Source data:
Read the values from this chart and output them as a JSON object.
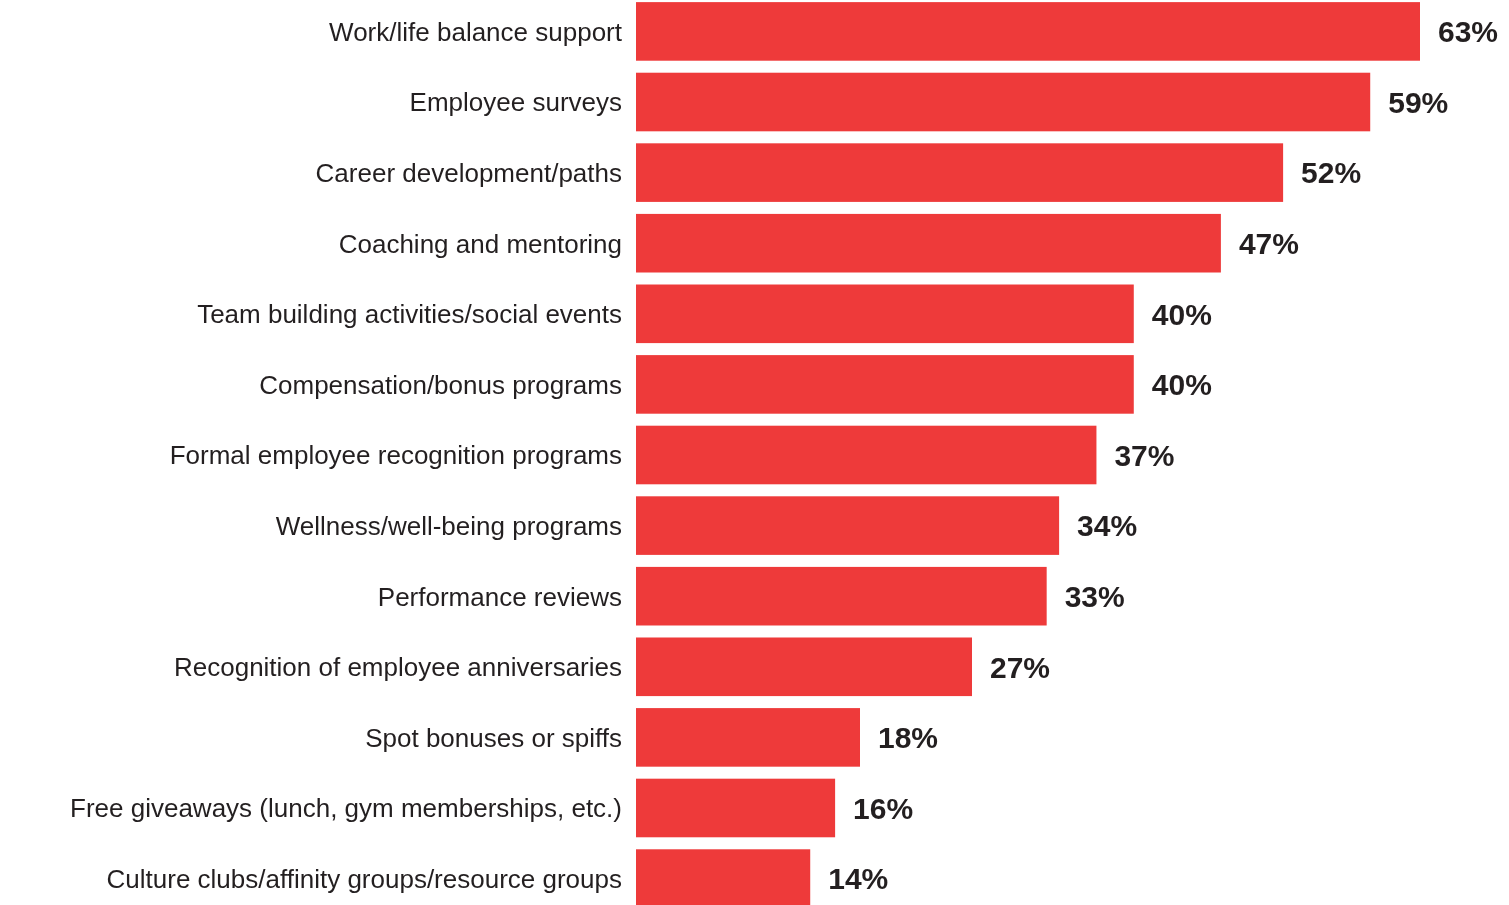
{
  "chart_data": {
    "type": "bar",
    "orientation": "horizontal",
    "value_labels": [
      "63%",
      "59%",
      "52%",
      "47%",
      "40%",
      "40%",
      "37%",
      "34%",
      "33%",
      "27%",
      "18%",
      "16%",
      "14%"
    ],
    "color": "#ee3a3a",
    "categories": [
      "Work/life balance support",
      "Employee surveys",
      "Career development/paths",
      "Coaching and mentoring",
      "Team building activities/social events",
      "Compensation/bonus programs",
      "Formal employee recognition programs",
      "Wellness/well-being programs",
      "Performance reviews",
      "Recognition of employee anniversaries",
      "Spot bonuses or spiffs",
      "Free giveaways (lunch, gym memberships, etc.)",
      "Culture clubs/affinity groups/resource groups"
    ],
    "values": [
      63,
      59,
      52,
      47,
      40,
      40,
      37,
      34,
      33,
      27,
      18,
      16,
      14
    ]
  }
}
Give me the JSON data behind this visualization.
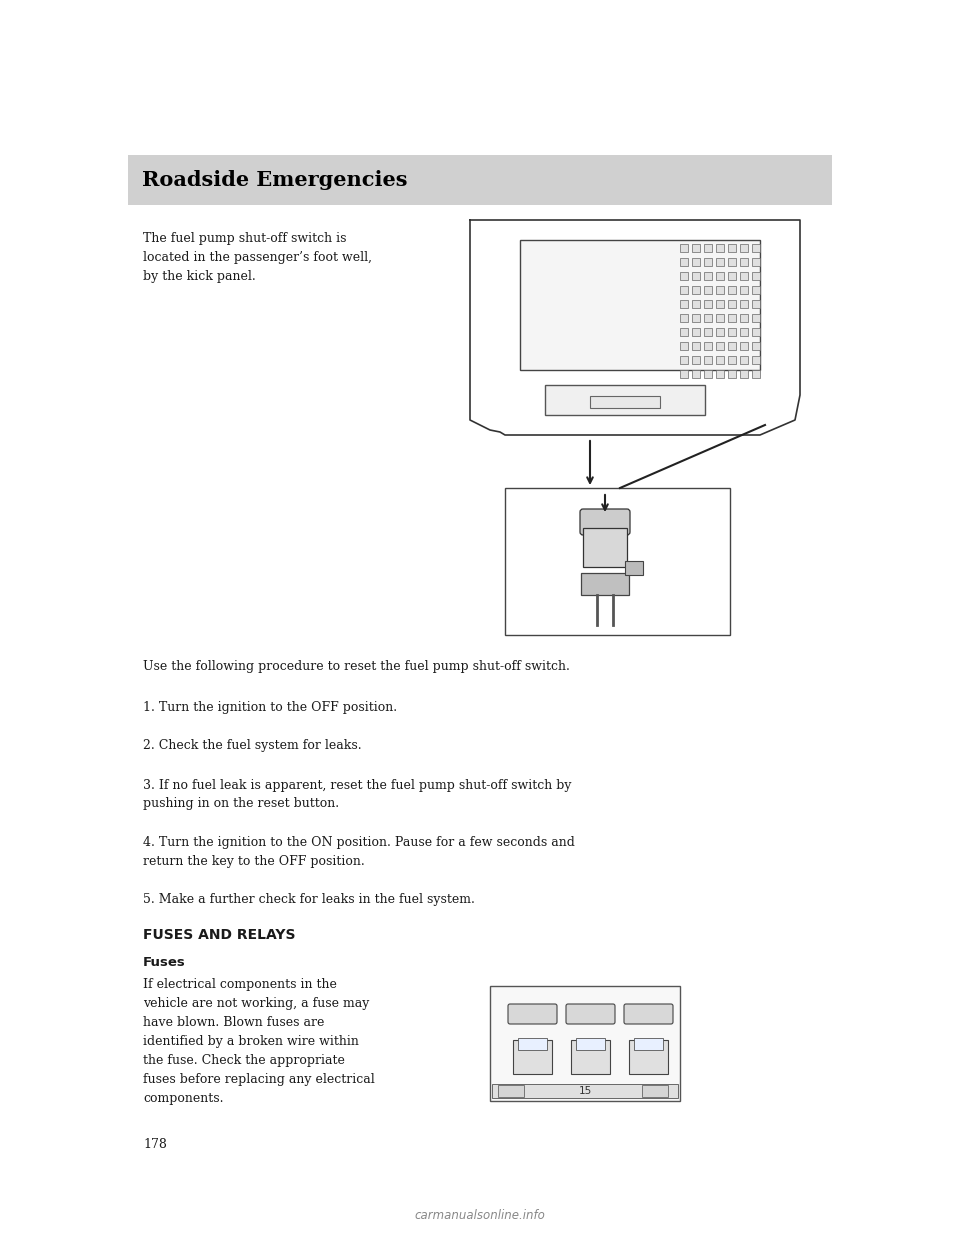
{
  "page_bg": "#ffffff",
  "header_bg": "#d0d0d0",
  "header_text": "Roadside Emergencies",
  "header_text_color": "#000000",
  "header_fontsize": 15,
  "body_text_color": "#1a1a1a",
  "body_fontsize": 9.0,
  "intro_text_left": "The fuel pump shut-off switch is\nlocated in the passenger’s foot well,\nby the kick panel.",
  "procedure_intro": "Use the following procedure to reset the fuel pump shut-off switch.",
  "steps": [
    "1. Turn the ignition to the OFF position.",
    "2. Check the fuel system for leaks.",
    "3. If no fuel leak is apparent, reset the fuel pump shut-off switch by\npushing in on the reset button.",
    "4. Turn the ignition to the ON position. Pause for a few seconds and\nreturn the key to the OFF position.",
    "5. Make a further check for leaks in the fuel system."
  ],
  "fuses_heading": "FUSES AND RELAYS",
  "fuses_subheading": "Fuses",
  "fuses_text": "If electrical components in the\nvehicle are not working, a fuse may\nhave blown. Blown fuses are\nidentified by a broken wire within\nthe fuse. Check the appropriate\nfuses before replacing any electrical\ncomponents.",
  "page_number": "178",
  "watermark": "carmanualsonline.info"
}
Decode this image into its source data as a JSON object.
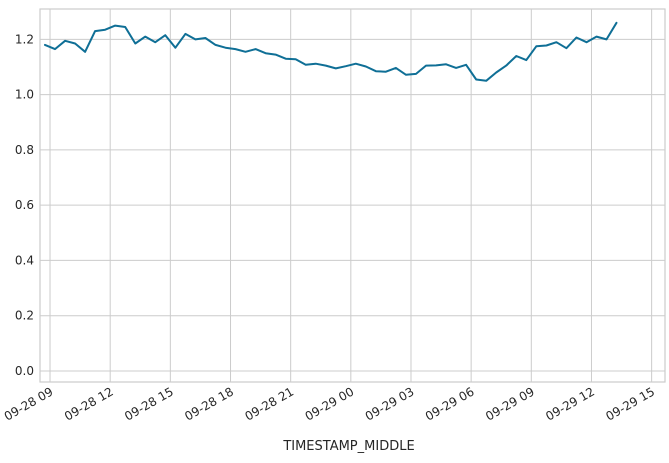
{
  "chart_data": {
    "type": "line",
    "xlabel": "TIMESTAMP_MIDDLE",
    "ylabel": "",
    "xlim": [
      "09-28 08:30",
      "09-29 15:40"
    ],
    "ylim": [
      -0.04,
      1.31
    ],
    "grid": true,
    "x_ticks": [
      "09-28 09",
      "09-28 12",
      "09-28 15",
      "09-28 18",
      "09-28 21",
      "09-29 00",
      "09-29 03",
      "09-29 06",
      "09-29 09",
      "09-29 12",
      "09-29 15"
    ],
    "y_ticks": [
      "0.0",
      "0.2",
      "0.4",
      "0.6",
      "0.8",
      "1.0",
      "1.2"
    ],
    "series": [
      {
        "color": "#0f6f96",
        "x": [
          "09-28 08:45",
          "09-28 09:15",
          "09-28 09:45",
          "09-28 10:15",
          "09-28 10:45",
          "09-28 11:15",
          "09-28 11:45",
          "09-28 12:15",
          "09-28 12:45",
          "09-28 13:15",
          "09-28 13:45",
          "09-28 14:15",
          "09-28 14:45",
          "09-28 15:15",
          "09-28 15:45",
          "09-28 16:15",
          "09-28 16:45",
          "09-28 17:15",
          "09-28 17:45",
          "09-28 18:15",
          "09-28 18:45",
          "09-28 19:15",
          "09-28 19:45",
          "09-28 20:15",
          "09-28 20:45",
          "09-28 21:15",
          "09-28 21:45",
          "09-28 22:15",
          "09-28 22:45",
          "09-28 23:15",
          "09-28 23:45",
          "09-29 00:15",
          "09-29 00:45",
          "09-29 01:15",
          "09-29 01:45",
          "09-29 02:15",
          "09-29 02:45",
          "09-29 03:15",
          "09-29 03:45",
          "09-29 04:15",
          "09-29 04:45",
          "09-29 05:15",
          "09-29 05:45",
          "09-29 06:15",
          "09-29 06:45",
          "09-29 07:15",
          "09-29 07:45",
          "09-29 08:15",
          "09-29 08:45",
          "09-29 09:15",
          "09-29 09:45",
          "09-29 10:15",
          "09-29 10:45",
          "09-29 11:15",
          "09-29 11:45",
          "09-29 12:15",
          "09-29 12:45",
          "09-29 13:15"
        ],
        "values": [
          1.18,
          1.165,
          1.195,
          1.185,
          1.155,
          1.23,
          1.235,
          1.25,
          1.245,
          1.185,
          1.21,
          1.19,
          1.215,
          1.17,
          1.22,
          1.2,
          1.205,
          1.18,
          1.17,
          1.165,
          1.155,
          1.165,
          1.15,
          1.145,
          1.13,
          1.128,
          1.108,
          1.112,
          1.105,
          1.095,
          1.103,
          1.112,
          1.102,
          1.085,
          1.083,
          1.097,
          1.072,
          1.075,
          1.105,
          1.106,
          1.11,
          1.097,
          1.108,
          1.055,
          1.05,
          1.08,
          1.105,
          1.14,
          1.125,
          1.175,
          1.178,
          1.19,
          1.168,
          1.207,
          1.19,
          1.21,
          1.2,
          1.26
        ]
      }
    ]
  }
}
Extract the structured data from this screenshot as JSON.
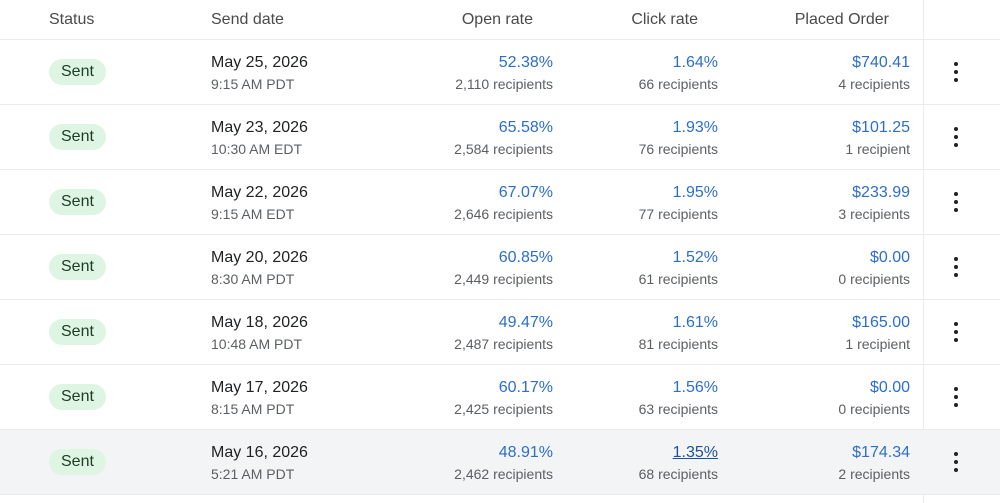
{
  "table": {
    "columns": {
      "status": "Status",
      "send_date": "Send date",
      "open_rate": "Open rate",
      "click_rate": "Click rate",
      "placed_order": "Placed Order"
    },
    "rows": [
      {
        "status": "Sent",
        "date": "May 25, 2026",
        "time": "9:15 AM PDT",
        "open_rate": "52.38%",
        "open_recipients": "2,110 recipients",
        "click_rate": "1.64%",
        "click_recipients": "66 recipients",
        "order_value": "$740.41",
        "order_recipients": "4 recipients"
      },
      {
        "status": "Sent",
        "date": "May 23, 2026",
        "time": "10:30 AM EDT",
        "open_rate": "65.58%",
        "open_recipients": "2,584 recipients",
        "click_rate": "1.93%",
        "click_recipients": "76 recipients",
        "order_value": "$101.25",
        "order_recipients": "1 recipient"
      },
      {
        "status": "Sent",
        "date": "May 22, 2026",
        "time": "9:15 AM EDT",
        "open_rate": "67.07%",
        "open_recipients": "2,646 recipients",
        "click_rate": "1.95%",
        "click_recipients": "77 recipients",
        "order_value": "$233.99",
        "order_recipients": "3 recipients"
      },
      {
        "status": "Sent",
        "date": "May 20, 2026",
        "time": "8:30 AM PDT",
        "open_rate": "60.85%",
        "open_recipients": "2,449 recipients",
        "click_rate": "1.52%",
        "click_recipients": "61 recipients",
        "order_value": "$0.00",
        "order_recipients": "0 recipients"
      },
      {
        "status": "Sent",
        "date": "May 18, 2026",
        "time": "10:48 AM PDT",
        "open_rate": "49.47%",
        "open_recipients": "2,487 recipients",
        "click_rate": "1.61%",
        "click_recipients": "81 recipients",
        "order_value": "$165.00",
        "order_recipients": "1 recipient"
      },
      {
        "status": "Sent",
        "date": "May 17, 2026",
        "time": "8:15 AM PDT",
        "open_rate": "60.17%",
        "open_recipients": "2,425 recipients",
        "click_rate": "1.56%",
        "click_recipients": "63 recipients",
        "order_value": "$0.00",
        "order_recipients": "0 recipients"
      },
      {
        "status": "Sent",
        "date": "May 16, 2026",
        "time": "5:21 AM PDT",
        "open_rate": "48.91%",
        "open_recipients": "2,462 recipients",
        "click_rate": "1.35%",
        "click_recipients": "68 recipients",
        "order_value": "$174.34",
        "order_recipients": "2 recipients"
      }
    ]
  },
  "icons": {
    "row_actions": "more-vertical-icon"
  },
  "colors": {
    "link": "#2c6ecb",
    "badge_bg": "#dff5e3",
    "row_highlight": "#f3f4f5"
  }
}
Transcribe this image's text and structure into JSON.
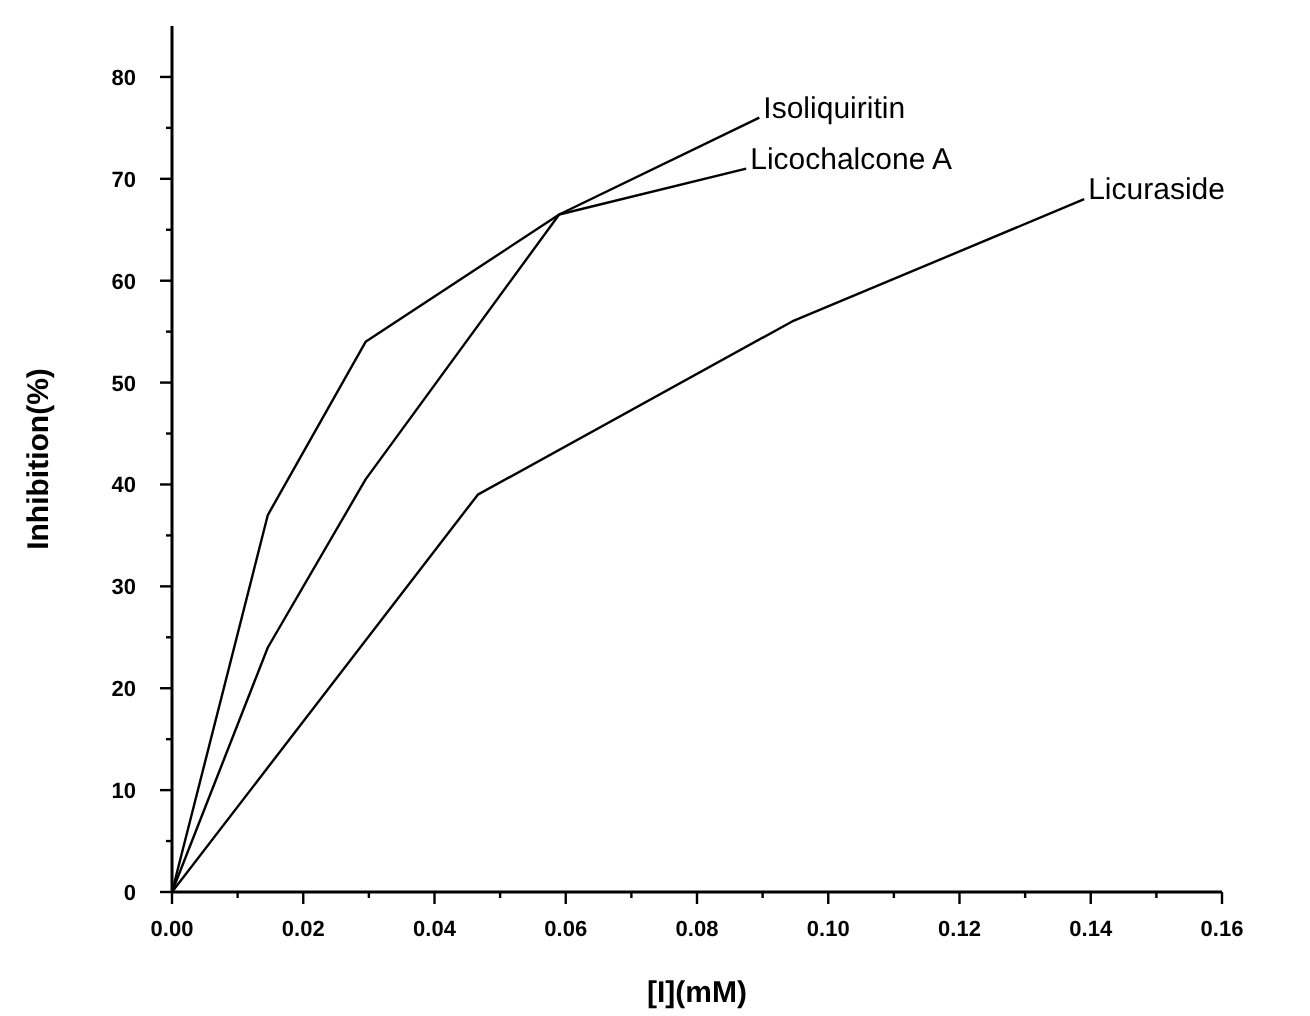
{
  "chart_data": {
    "type": "line",
    "xlabel": "[I](mM)",
    "ylabel": "Inhibition(%)",
    "xlim": [
      0,
      0.16
    ],
    "ylim": [
      0,
      85
    ],
    "xticks": [
      {
        "value": 0,
        "label": "0.00"
      },
      {
        "value": 0.01,
        "label": null
      },
      {
        "value": 0.02,
        "label": "0.02"
      },
      {
        "value": 0.03,
        "label": null
      },
      {
        "value": 0.04,
        "label": "0.04"
      },
      {
        "value": 0.05,
        "label": null
      },
      {
        "value": 0.06,
        "label": "0.06"
      },
      {
        "value": 0.07,
        "label": null
      },
      {
        "value": 0.08,
        "label": "0.08"
      },
      {
        "value": 0.09,
        "label": null
      },
      {
        "value": 0.1,
        "label": "0.10"
      },
      {
        "value": 0.11,
        "label": null
      },
      {
        "value": 0.12,
        "label": "0.12"
      },
      {
        "value": 0.13,
        "label": null
      },
      {
        "value": 0.14,
        "label": "0.14"
      },
      {
        "value": 0.15,
        "label": null
      },
      {
        "value": 0.16,
        "label": "0.16"
      }
    ],
    "yticks": [
      0,
      {
        "value": 5,
        "label": null
      },
      10,
      {
        "value": 15,
        "label": null
      },
      20,
      {
        "value": 25,
        "label": null
      },
      30,
      {
        "value": 35,
        "label": null
      },
      40,
      {
        "value": 45,
        "label": null
      },
      50,
      {
        "value": 55,
        "label": null
      },
      60,
      {
        "value": 65,
        "label": null
      },
      70,
      {
        "value": 75,
        "label": null
      },
      80
    ],
    "grid": false,
    "marker": "none",
    "line_style": "solid",
    "series": [
      {
        "name": "Isoliquiritin",
        "color": "#000000",
        "x": [
          0,
          0.0146,
          0.0295,
          0.059,
          0.0895
        ],
        "values": [
          0,
          37,
          54,
          66.5,
          76
        ]
      },
      {
        "name": "Licochalcone A",
        "color": "#000000",
        "x": [
          0,
          0.0146,
          0.0295,
          0.059,
          0.0875
        ],
        "values": [
          0,
          24,
          40.5,
          66.5,
          71
        ]
      },
      {
        "name": "Licuraside",
        "color": "#000000",
        "x": [
          0,
          0.0466,
          0.0945,
          0.139
        ],
        "values": [
          0,
          39,
          56,
          68
        ]
      }
    ]
  }
}
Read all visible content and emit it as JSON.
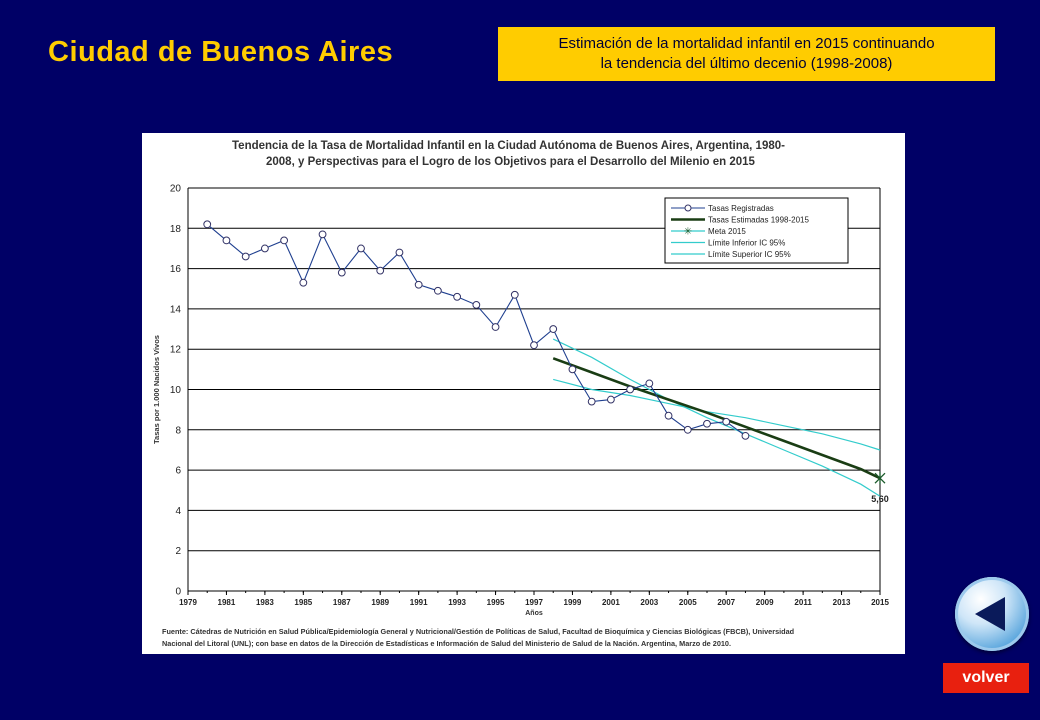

JOB: In the records, locate each line holding the string "from" and copy it.

WRITTEN RESPONSE:
Read the values from this chart and output them as a JSON object.
Extract the structured data from this screenshot as JSON.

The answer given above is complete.